■ **Problem description**:
Extract all records. Keep each one exact.

■ **Stored data**:
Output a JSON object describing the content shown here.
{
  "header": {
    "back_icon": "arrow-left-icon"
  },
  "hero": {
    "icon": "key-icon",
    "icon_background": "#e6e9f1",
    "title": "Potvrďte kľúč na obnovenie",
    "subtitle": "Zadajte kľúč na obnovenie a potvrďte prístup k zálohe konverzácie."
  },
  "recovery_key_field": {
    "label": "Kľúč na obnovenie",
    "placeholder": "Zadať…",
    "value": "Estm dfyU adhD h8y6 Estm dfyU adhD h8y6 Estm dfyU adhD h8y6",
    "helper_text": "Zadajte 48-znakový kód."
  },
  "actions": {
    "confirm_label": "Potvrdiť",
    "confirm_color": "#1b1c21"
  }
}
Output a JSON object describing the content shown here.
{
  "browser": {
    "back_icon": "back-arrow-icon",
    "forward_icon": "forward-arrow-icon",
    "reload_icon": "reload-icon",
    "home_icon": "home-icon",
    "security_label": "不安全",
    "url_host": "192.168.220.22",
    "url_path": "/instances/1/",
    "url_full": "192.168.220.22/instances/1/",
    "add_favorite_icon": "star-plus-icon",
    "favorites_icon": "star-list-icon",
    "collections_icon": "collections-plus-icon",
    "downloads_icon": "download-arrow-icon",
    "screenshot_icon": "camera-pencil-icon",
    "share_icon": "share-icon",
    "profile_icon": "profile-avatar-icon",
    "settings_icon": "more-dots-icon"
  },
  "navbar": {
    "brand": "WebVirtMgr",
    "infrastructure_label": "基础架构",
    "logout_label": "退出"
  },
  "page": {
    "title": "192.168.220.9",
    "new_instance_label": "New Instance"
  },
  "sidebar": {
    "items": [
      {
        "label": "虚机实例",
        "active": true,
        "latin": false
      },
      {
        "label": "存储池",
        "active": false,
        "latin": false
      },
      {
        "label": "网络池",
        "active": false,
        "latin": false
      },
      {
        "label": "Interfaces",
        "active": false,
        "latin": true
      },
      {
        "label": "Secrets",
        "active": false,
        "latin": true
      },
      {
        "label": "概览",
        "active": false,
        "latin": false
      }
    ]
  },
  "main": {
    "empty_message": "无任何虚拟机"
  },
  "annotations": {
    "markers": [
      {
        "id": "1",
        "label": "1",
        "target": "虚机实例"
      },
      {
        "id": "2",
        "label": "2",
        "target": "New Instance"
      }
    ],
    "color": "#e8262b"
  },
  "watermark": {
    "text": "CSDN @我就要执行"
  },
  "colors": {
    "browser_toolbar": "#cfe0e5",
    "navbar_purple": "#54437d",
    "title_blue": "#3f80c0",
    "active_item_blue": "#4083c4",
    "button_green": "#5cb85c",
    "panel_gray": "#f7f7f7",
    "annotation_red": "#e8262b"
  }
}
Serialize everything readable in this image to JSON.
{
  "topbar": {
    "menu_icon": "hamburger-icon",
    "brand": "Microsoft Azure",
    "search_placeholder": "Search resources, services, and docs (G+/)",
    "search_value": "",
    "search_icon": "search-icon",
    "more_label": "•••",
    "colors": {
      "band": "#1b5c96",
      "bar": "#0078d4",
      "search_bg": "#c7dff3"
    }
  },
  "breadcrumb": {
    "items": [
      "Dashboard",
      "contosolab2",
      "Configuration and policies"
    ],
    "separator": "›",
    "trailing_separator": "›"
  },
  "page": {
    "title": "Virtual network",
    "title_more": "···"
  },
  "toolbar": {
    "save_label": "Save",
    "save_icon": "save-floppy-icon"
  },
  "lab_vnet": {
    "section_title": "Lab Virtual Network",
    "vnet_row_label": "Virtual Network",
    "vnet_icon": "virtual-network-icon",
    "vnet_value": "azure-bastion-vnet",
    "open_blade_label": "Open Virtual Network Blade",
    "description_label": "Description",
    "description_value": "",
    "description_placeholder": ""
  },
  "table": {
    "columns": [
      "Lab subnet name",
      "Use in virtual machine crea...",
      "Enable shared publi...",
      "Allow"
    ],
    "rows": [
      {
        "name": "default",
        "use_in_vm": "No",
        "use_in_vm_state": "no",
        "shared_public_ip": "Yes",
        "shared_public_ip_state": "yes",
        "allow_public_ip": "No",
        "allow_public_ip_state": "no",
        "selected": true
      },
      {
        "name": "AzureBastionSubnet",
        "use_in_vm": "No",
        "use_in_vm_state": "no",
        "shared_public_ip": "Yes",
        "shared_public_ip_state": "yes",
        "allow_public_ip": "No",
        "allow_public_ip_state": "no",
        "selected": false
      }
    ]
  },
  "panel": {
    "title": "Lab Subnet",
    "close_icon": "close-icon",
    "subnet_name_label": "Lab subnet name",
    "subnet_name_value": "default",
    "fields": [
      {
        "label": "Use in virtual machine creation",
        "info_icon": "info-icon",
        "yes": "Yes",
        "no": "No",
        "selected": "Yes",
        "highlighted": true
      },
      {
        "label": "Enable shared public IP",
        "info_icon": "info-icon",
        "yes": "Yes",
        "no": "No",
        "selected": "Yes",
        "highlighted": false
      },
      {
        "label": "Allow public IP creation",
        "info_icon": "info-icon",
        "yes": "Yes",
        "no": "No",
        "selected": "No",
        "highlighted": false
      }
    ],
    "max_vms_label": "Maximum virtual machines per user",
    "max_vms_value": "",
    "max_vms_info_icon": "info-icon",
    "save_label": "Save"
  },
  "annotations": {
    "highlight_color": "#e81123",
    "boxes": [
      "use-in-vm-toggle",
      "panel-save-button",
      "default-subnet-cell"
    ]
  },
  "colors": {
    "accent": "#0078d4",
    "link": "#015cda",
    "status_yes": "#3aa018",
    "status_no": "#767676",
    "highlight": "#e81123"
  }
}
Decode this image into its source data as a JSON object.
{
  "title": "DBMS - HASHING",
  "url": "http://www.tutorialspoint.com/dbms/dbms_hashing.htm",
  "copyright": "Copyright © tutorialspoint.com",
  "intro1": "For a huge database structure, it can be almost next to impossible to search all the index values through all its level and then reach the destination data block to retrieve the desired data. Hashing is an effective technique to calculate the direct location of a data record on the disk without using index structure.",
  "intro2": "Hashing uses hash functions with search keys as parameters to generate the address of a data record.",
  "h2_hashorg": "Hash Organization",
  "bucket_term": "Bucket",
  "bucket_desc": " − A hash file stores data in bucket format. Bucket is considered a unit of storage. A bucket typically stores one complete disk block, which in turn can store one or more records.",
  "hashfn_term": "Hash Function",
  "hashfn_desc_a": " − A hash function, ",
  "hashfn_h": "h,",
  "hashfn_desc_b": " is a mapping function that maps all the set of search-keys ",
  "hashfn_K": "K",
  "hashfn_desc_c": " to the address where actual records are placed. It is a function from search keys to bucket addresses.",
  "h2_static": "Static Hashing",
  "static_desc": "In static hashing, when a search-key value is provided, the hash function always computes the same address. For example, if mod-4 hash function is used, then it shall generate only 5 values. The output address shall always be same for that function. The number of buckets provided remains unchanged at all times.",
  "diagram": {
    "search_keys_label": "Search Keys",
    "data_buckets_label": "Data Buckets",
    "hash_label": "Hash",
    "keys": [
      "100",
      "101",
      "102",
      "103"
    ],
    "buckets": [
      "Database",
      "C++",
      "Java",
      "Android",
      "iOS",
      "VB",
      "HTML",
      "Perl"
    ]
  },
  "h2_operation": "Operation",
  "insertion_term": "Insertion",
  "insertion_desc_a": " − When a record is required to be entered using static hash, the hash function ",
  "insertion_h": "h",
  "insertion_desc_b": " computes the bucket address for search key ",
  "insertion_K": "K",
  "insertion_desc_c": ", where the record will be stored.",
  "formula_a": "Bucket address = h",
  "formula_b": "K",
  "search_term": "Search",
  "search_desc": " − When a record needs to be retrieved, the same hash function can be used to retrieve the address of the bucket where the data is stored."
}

■ **Task solution**:
Output a JSON object describing the content shown here.
{
  "header": {
    "back_icon": "arrow-left-icon"
  },
  "hero": {
    "icon": "key-icon",
    "icon_background": "#e6e9f1",
    "title": "Potvrďte kľúč na obnovenie",
    "subtitle": "Zadajte kľúč na obnovenie a potvrďte prístup k zálohe konverzácie."
  },
  "recovery_key_field": {
    "label": "Kľúč na obnovenie",
    "placeholder": "Zadať…",
    "value": "Estm dfyU adhD h8y6 Estm dfyU adhD h8y6 Estm dfyU adhD h8y6",
    "helper_text": "Zadajte 48-znakový kód."
  },
  "actions": {
    "confirm_label": "Potvrdiť",
    "confirm_color": "#1b1c21"
  }
}
Output a JSON object describing the content shown here.
{
  "browser": {
    "back_icon": "back-arrow-icon",
    "forward_icon": "forward-arrow-icon",
    "reload_icon": "reload-icon",
    "home_icon": "home-icon",
    "security_label": "不安全",
    "url_host": "192.168.220.22",
    "url_path": "/instances/1/",
    "url_full": "192.168.220.22/instances/1/",
    "add_favorite_icon": "star-plus-icon",
    "favorites_icon": "star-list-icon",
    "collections_icon": "collections-plus-icon",
    "downloads_icon": "download-arrow-icon",
    "screenshot_icon": "camera-pencil-icon",
    "share_icon": "share-icon",
    "profile_icon": "profile-avatar-icon",
    "settings_icon": "more-dots-icon"
  },
  "navbar": {
    "brand": "WebVirtMgr",
    "infrastructure_label": "基础架构",
    "logout_label": "退出"
  },
  "page": {
    "title": "192.168.220.9",
    "new_instance_label": "New Instance"
  },
  "sidebar": {
    "items": [
      {
        "label": "虚机实例",
        "active": true,
        "latin": false
      },
      {
        "label": "存储池",
        "active": false,
        "latin": false
      },
      {
        "label": "网络池",
        "active": false,
        "latin": false
      },
      {
        "label": "Interfaces",
        "active": false,
        "latin": true
      },
      {
        "label": "Secrets",
        "active": false,
        "latin": true
      },
      {
        "label": "概览",
        "active": false,
        "latin": false
      }
    ]
  },
  "main": {
    "empty_message": "无任何虚拟机"
  },
  "annotations": {
    "markers": [
      {
        "id": "1",
        "label": "1",
        "target": "虚机实例"
      },
      {
        "id": "2",
        "label": "2",
        "target": "New Instance"
      }
    ],
    "color": "#e8262b"
  },
  "watermark": {
    "text": "CSDN @我就要执行"
  },
  "colors": {
    "browser_toolbar": "#cfe0e5",
    "navbar_purple": "#54437d",
    "title_blue": "#3f80c0",
    "active_item_blue": "#4083c4",
    "button_green": "#5cb85c",
    "panel_gray": "#f7f7f7",
    "annotation_red": "#e8262b"
  }
}
Serialize everything readable in this image to JSON.
{
  "topbar": {
    "menu_icon": "hamburger-icon",
    "brand": "Microsoft Azure",
    "search_placeholder": "Search resources, services, and docs (G+/)",
    "search_value": "",
    "search_icon": "search-icon",
    "more_label": "•••",
    "colors": {
      "band": "#1b5c96",
      "bar": "#0078d4",
      "search_bg": "#c7dff3"
    }
  },
  "breadcrumb": {
    "items": [
      "Dashboard",
      "contosolab2",
      "Configuration and policies"
    ],
    "separator": "›",
    "trailing_separator": "›"
  },
  "page": {
    "title": "Virtual network",
    "title_more": "···"
  },
  "toolbar": {
    "save_label": "Save",
    "save_icon": "save-floppy-icon"
  },
  "lab_vnet": {
    "section_title": "Lab Virtual Network",
    "vnet_row_label": "Virtual Network",
    "vnet_icon": "virtual-network-icon",
    "vnet_value": "azure-bastion-vnet",
    "open_blade_label": "Open Virtual Network Blade",
    "description_label": "Description",
    "description_value": "",
    "description_placeholder": ""
  },
  "table": {
    "columns": [
      "Lab subnet name",
      "Use in virtual machine crea...",
      "Enable shared publi...",
      "Allow"
    ],
    "rows": [
      {
        "name": "default",
        "use_in_vm": "No",
        "use_in_vm_state": "no",
        "shared_public_ip": "Yes",
        "shared_public_ip_state": "yes",
        "allow_public_ip": "No",
        "allow_public_ip_state": "no",
        "selected": true
      },
      {
        "name": "AzureBastionSubnet",
        "use_in_vm": "No",
        "use_in_vm_state": "no",
        "shared_public_ip": "Yes",
        "shared_public_ip_state": "yes",
        "allow_public_ip": "No",
        "allow_public_ip_state": "no",
        "selected": false
      }
    ]
  },
  "panel": {
    "title": "Lab Subnet",
    "close_icon": "close-icon",
    "subnet_name_label": "Lab subnet name",
    "subnet_name_value": "default",
    "fields": [
      {
        "label": "Use in virtual machine creation",
        "info_icon": "info-icon",
        "yes": "Yes",
        "no": "No",
        "selected": "Yes",
        "highlighted": true
      },
      {
        "label": "Enable shared public IP",
        "info_icon": "info-icon",
        "yes": "Yes",
        "no": "No",
        "selected": "Yes",
        "highlighted": false
      },
      {
        "label": "Allow public IP creation",
        "info_icon": "info-icon",
        "yes": "Yes",
        "no": "No",
        "selected": "No",
        "highlighted": false
      }
    ],
    "max_vms_label": "Maximum virtual machines per user",
    "max_vms_value": "",
    "max_vms_info_icon": "info-icon",
    "save_label": "Save"
  },
  "annotations": {
    "highlight_color": "#e81123",
    "boxes": [
      "use-in-vm-toggle",
      "panel-save-button",
      "default-subnet-cell"
    ]
  },
  "colors": {
    "accent": "#0078d4",
    "link": "#015cda",
    "status_yes": "#3aa018",
    "status_no": "#767676",
    "highlight": "#e81123"
  }
}
Decode this image into its source data as a JSON object.
{
  "title": "DBMS - HASHING",
  "url": "http://www.tutorialspoint.com/dbms/dbms_hashing.htm",
  "copyright": "Copyright © tutorialspoint.com",
  "intro1": "For a huge database structure, it can be almost next to impossible to search all the index values through all its level and then reach the destination data block to retrieve the desired data. Hashing is an effective technique to calculate the direct location of a data record on the disk without using index structure.",
  "intro2": "Hashing uses hash functions with search keys as parameters to generate the address of a data record.",
  "h2_hashorg": "Hash Organization",
  "bucket_term": "Bucket",
  "bucket_desc": " − A hash file stores data in bucket format. Bucket is considered a unit of storage. A bucket typically stores one complete disk block, which in turn can store one or more records.",
  "hashfn_term": "Hash Function",
  "hashfn_desc_a": " − A hash function, ",
  "hashfn_h": "h,",
  "hashfn_desc_b": " is a mapping function that maps all the set of search-keys ",
  "hashfn_K": "K",
  "hashfn_desc_c": " to the address where actual records are placed. It is a function from search keys to bucket addresses.",
  "h2_static": "Static Hashing",
  "static_desc": "In static hashing, when a search-key value is provided, the hash function always computes the same address. For example, if mod-4 hash function is used, then it shall generate only 5 values. The output address shall always be same for that function. The number of buckets provided remains unchanged at all times.",
  "diagram": {
    "search_keys_label": "Search Keys",
    "data_buckets_label": "Data Buckets",
    "hash_label": "Hash",
    "keys": [
      "100",
      "101",
      "102",
      "103"
    ],
    "buckets": [
      "Database",
      "C++",
      "Java",
      "Android",
      "iOS",
      "VB",
      "HTML",
      "Perl"
    ]
  },
  "h2_operation": "Operation",
  "insertion_term": "Insertion",
  "insertion_desc_a": " − When a record is required to be entered using static hash, the hash function ",
  "insertion_h": "h",
  "insertion_desc_b": " computes the bucket address for search key ",
  "insertion_K": "K",
  "insertion_desc_c": ", where the record will be stored.",
  "formula_a": "Bucket address = h",
  "formula_b": "K",
  "search_term": "Search",
  "search_desc": " − When a record needs to be retrieved, the same hash function can be used to retrieve the address of the bucket where the data is stored."
}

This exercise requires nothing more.